_Data rows:_
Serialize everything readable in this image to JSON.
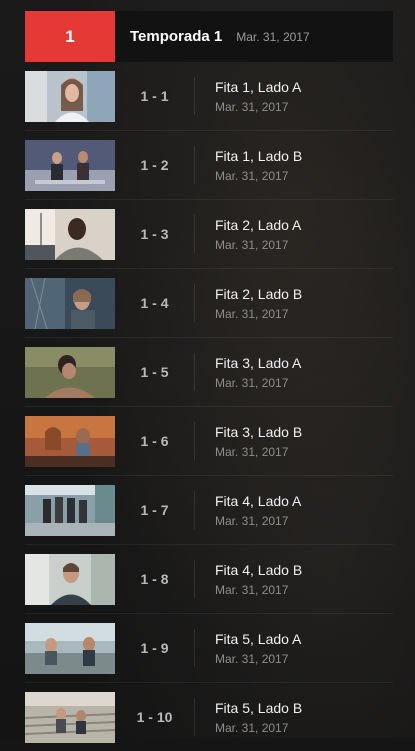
{
  "season": {
    "number": "1",
    "title": "Temporada 1",
    "date": "Mar. 31, 2017",
    "accent_color": "#e53935"
  },
  "episodes": [
    {
      "number": "1 - 1",
      "title": "Fita 1, Lado A",
      "date": "Mar. 31, 2017"
    },
    {
      "number": "1 - 2",
      "title": "Fita 1, Lado B",
      "date": "Mar. 31, 2017"
    },
    {
      "number": "1 - 3",
      "title": "Fita 2, Lado A",
      "date": "Mar. 31, 2017"
    },
    {
      "number": "1 - 4",
      "title": "Fita 2, Lado B",
      "date": "Mar. 31, 2017"
    },
    {
      "number": "1 - 5",
      "title": "Fita 3, Lado A",
      "date": "Mar. 31, 2017"
    },
    {
      "number": "1 - 6",
      "title": "Fita 3, Lado B",
      "date": "Mar. 31, 2017"
    },
    {
      "number": "1 - 7",
      "title": "Fita 4, Lado A",
      "date": "Mar. 31, 2017"
    },
    {
      "number": "1 - 8",
      "title": "Fita 4, Lado B",
      "date": "Mar. 31, 2017"
    },
    {
      "number": "1 - 9",
      "title": "Fita 5, Lado A",
      "date": "Mar. 31, 2017"
    },
    {
      "number": "1 - 10",
      "title": "Fita 5, Lado B",
      "date": "Mar. 31, 2017"
    }
  ]
}
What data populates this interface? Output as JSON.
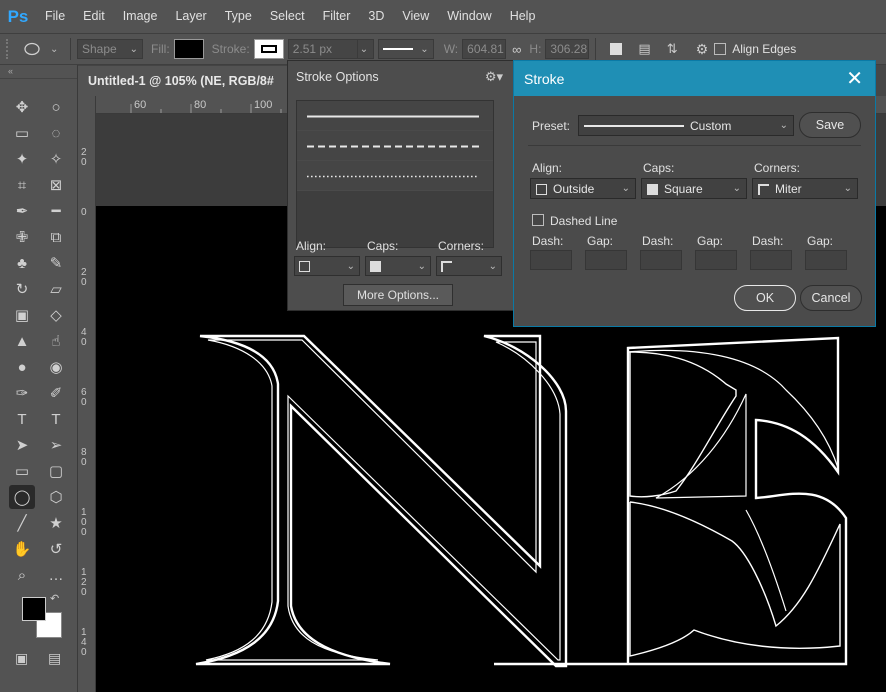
{
  "app": {
    "logo": "Ps"
  },
  "menu": [
    "File",
    "Edit",
    "Image",
    "Layer",
    "Type",
    "Select",
    "Filter",
    "3D",
    "View",
    "Window",
    "Help"
  ],
  "options_bar": {
    "tool_mode": "Shape",
    "fill_label": "Fill:",
    "stroke_label": "Stroke:",
    "stroke_width": "2.51 px",
    "w_label": "W:",
    "w_value": "604.81",
    "h_label": "H:",
    "h_value": "306.28",
    "align_edges_label": "Align Edges",
    "align_edges_checked": false,
    "fill_color": "#000000",
    "stroke_color": "#ffffff"
  },
  "document": {
    "tab_title": "Untitled-1 @ 105% (NE, RGB/8#"
  },
  "ruler": {
    "top_ticks": [
      "60",
      "80",
      "100"
    ],
    "left_ticks": [
      "20",
      "0",
      "20",
      "40",
      "60",
      "80",
      "100",
      "120",
      "140"
    ]
  },
  "stroke_options_panel": {
    "title": "Stroke Options",
    "presets": [
      "solid",
      "dashed",
      "dotted"
    ],
    "align_label": "Align:",
    "caps_label": "Caps:",
    "corners_label": "Corners:",
    "more_options_label": "More Options..."
  },
  "stroke_dialog": {
    "title": "Stroke",
    "preset_label": "Preset:",
    "preset_value": "Custom",
    "save_label": "Save",
    "align_label": "Align:",
    "align_value": "Outside",
    "caps_label": "Caps:",
    "caps_value": "Square",
    "corners_label": "Corners:",
    "corners_value": "Miter",
    "dashed_line_label": "Dashed Line",
    "dashed_line_checked": false,
    "dash_gap_labels": [
      "Dash:",
      "Gap:",
      "Dash:",
      "Gap:",
      "Dash:",
      "Gap:"
    ],
    "ok_label": "OK",
    "cancel_label": "Cancel",
    "title_color": "#1f8fb5"
  },
  "canvas_text": "NE"
}
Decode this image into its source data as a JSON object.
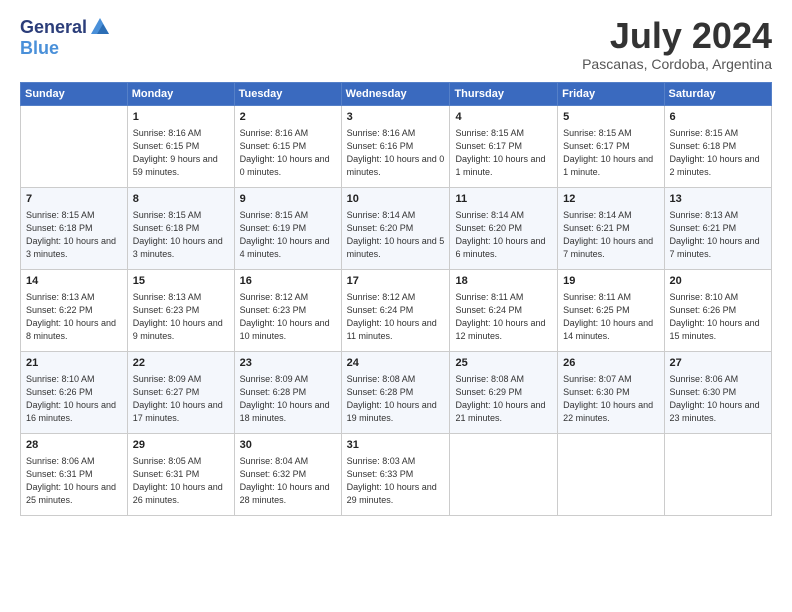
{
  "logo": {
    "general": "General",
    "blue": "Blue"
  },
  "title": "July 2024",
  "location": "Pascanas, Cordoba, Argentina",
  "weekdays": [
    "Sunday",
    "Monday",
    "Tuesday",
    "Wednesday",
    "Thursday",
    "Friday",
    "Saturday"
  ],
  "weeks": [
    [
      {
        "day": "",
        "sunrise": "",
        "sunset": "",
        "daylight": ""
      },
      {
        "day": "1",
        "sunrise": "Sunrise: 8:16 AM",
        "sunset": "Sunset: 6:15 PM",
        "daylight": "Daylight: 9 hours and 59 minutes."
      },
      {
        "day": "2",
        "sunrise": "Sunrise: 8:16 AM",
        "sunset": "Sunset: 6:15 PM",
        "daylight": "Daylight: 10 hours and 0 minutes."
      },
      {
        "day": "3",
        "sunrise": "Sunrise: 8:16 AM",
        "sunset": "Sunset: 6:16 PM",
        "daylight": "Daylight: 10 hours and 0 minutes."
      },
      {
        "day": "4",
        "sunrise": "Sunrise: 8:15 AM",
        "sunset": "Sunset: 6:17 PM",
        "daylight": "Daylight: 10 hours and 1 minute."
      },
      {
        "day": "5",
        "sunrise": "Sunrise: 8:15 AM",
        "sunset": "Sunset: 6:17 PM",
        "daylight": "Daylight: 10 hours and 1 minute."
      },
      {
        "day": "6",
        "sunrise": "Sunrise: 8:15 AM",
        "sunset": "Sunset: 6:18 PM",
        "daylight": "Daylight: 10 hours and 2 minutes."
      }
    ],
    [
      {
        "day": "7",
        "sunrise": "Sunrise: 8:15 AM",
        "sunset": "Sunset: 6:18 PM",
        "daylight": "Daylight: 10 hours and 3 minutes."
      },
      {
        "day": "8",
        "sunrise": "Sunrise: 8:15 AM",
        "sunset": "Sunset: 6:18 PM",
        "daylight": "Daylight: 10 hours and 3 minutes."
      },
      {
        "day": "9",
        "sunrise": "Sunrise: 8:15 AM",
        "sunset": "Sunset: 6:19 PM",
        "daylight": "Daylight: 10 hours and 4 minutes."
      },
      {
        "day": "10",
        "sunrise": "Sunrise: 8:14 AM",
        "sunset": "Sunset: 6:20 PM",
        "daylight": "Daylight: 10 hours and 5 minutes."
      },
      {
        "day": "11",
        "sunrise": "Sunrise: 8:14 AM",
        "sunset": "Sunset: 6:20 PM",
        "daylight": "Daylight: 10 hours and 6 minutes."
      },
      {
        "day": "12",
        "sunrise": "Sunrise: 8:14 AM",
        "sunset": "Sunset: 6:21 PM",
        "daylight": "Daylight: 10 hours and 7 minutes."
      },
      {
        "day": "13",
        "sunrise": "Sunrise: 8:13 AM",
        "sunset": "Sunset: 6:21 PM",
        "daylight": "Daylight: 10 hours and 7 minutes."
      }
    ],
    [
      {
        "day": "14",
        "sunrise": "Sunrise: 8:13 AM",
        "sunset": "Sunset: 6:22 PM",
        "daylight": "Daylight: 10 hours and 8 minutes."
      },
      {
        "day": "15",
        "sunrise": "Sunrise: 8:13 AM",
        "sunset": "Sunset: 6:23 PM",
        "daylight": "Daylight: 10 hours and 9 minutes."
      },
      {
        "day": "16",
        "sunrise": "Sunrise: 8:12 AM",
        "sunset": "Sunset: 6:23 PM",
        "daylight": "Daylight: 10 hours and 10 minutes."
      },
      {
        "day": "17",
        "sunrise": "Sunrise: 8:12 AM",
        "sunset": "Sunset: 6:24 PM",
        "daylight": "Daylight: 10 hours and 11 minutes."
      },
      {
        "day": "18",
        "sunrise": "Sunrise: 8:11 AM",
        "sunset": "Sunset: 6:24 PM",
        "daylight": "Daylight: 10 hours and 12 minutes."
      },
      {
        "day": "19",
        "sunrise": "Sunrise: 8:11 AM",
        "sunset": "Sunset: 6:25 PM",
        "daylight": "Daylight: 10 hours and 14 minutes."
      },
      {
        "day": "20",
        "sunrise": "Sunrise: 8:10 AM",
        "sunset": "Sunset: 6:26 PM",
        "daylight": "Daylight: 10 hours and 15 minutes."
      }
    ],
    [
      {
        "day": "21",
        "sunrise": "Sunrise: 8:10 AM",
        "sunset": "Sunset: 6:26 PM",
        "daylight": "Daylight: 10 hours and 16 minutes."
      },
      {
        "day": "22",
        "sunrise": "Sunrise: 8:09 AM",
        "sunset": "Sunset: 6:27 PM",
        "daylight": "Daylight: 10 hours and 17 minutes."
      },
      {
        "day": "23",
        "sunrise": "Sunrise: 8:09 AM",
        "sunset": "Sunset: 6:28 PM",
        "daylight": "Daylight: 10 hours and 18 minutes."
      },
      {
        "day": "24",
        "sunrise": "Sunrise: 8:08 AM",
        "sunset": "Sunset: 6:28 PM",
        "daylight": "Daylight: 10 hours and 19 minutes."
      },
      {
        "day": "25",
        "sunrise": "Sunrise: 8:08 AM",
        "sunset": "Sunset: 6:29 PM",
        "daylight": "Daylight: 10 hours and 21 minutes."
      },
      {
        "day": "26",
        "sunrise": "Sunrise: 8:07 AM",
        "sunset": "Sunset: 6:30 PM",
        "daylight": "Daylight: 10 hours and 22 minutes."
      },
      {
        "day": "27",
        "sunrise": "Sunrise: 8:06 AM",
        "sunset": "Sunset: 6:30 PM",
        "daylight": "Daylight: 10 hours and 23 minutes."
      }
    ],
    [
      {
        "day": "28",
        "sunrise": "Sunrise: 8:06 AM",
        "sunset": "Sunset: 6:31 PM",
        "daylight": "Daylight: 10 hours and 25 minutes."
      },
      {
        "day": "29",
        "sunrise": "Sunrise: 8:05 AM",
        "sunset": "Sunset: 6:31 PM",
        "daylight": "Daylight: 10 hours and 26 minutes."
      },
      {
        "day": "30",
        "sunrise": "Sunrise: 8:04 AM",
        "sunset": "Sunset: 6:32 PM",
        "daylight": "Daylight: 10 hours and 28 minutes."
      },
      {
        "day": "31",
        "sunrise": "Sunrise: 8:03 AM",
        "sunset": "Sunset: 6:33 PM",
        "daylight": "Daylight: 10 hours and 29 minutes."
      },
      {
        "day": "",
        "sunrise": "",
        "sunset": "",
        "daylight": ""
      },
      {
        "day": "",
        "sunrise": "",
        "sunset": "",
        "daylight": ""
      },
      {
        "day": "",
        "sunrise": "",
        "sunset": "",
        "daylight": ""
      }
    ]
  ]
}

_Stated problem:_
Pull out each line containing the word "JSON" and copy it.

_Full solution:_
Serialize everything readable in this image to JSON.
What data populates this interface? Output as JSON.
Decode this image into its source data as a JSON object.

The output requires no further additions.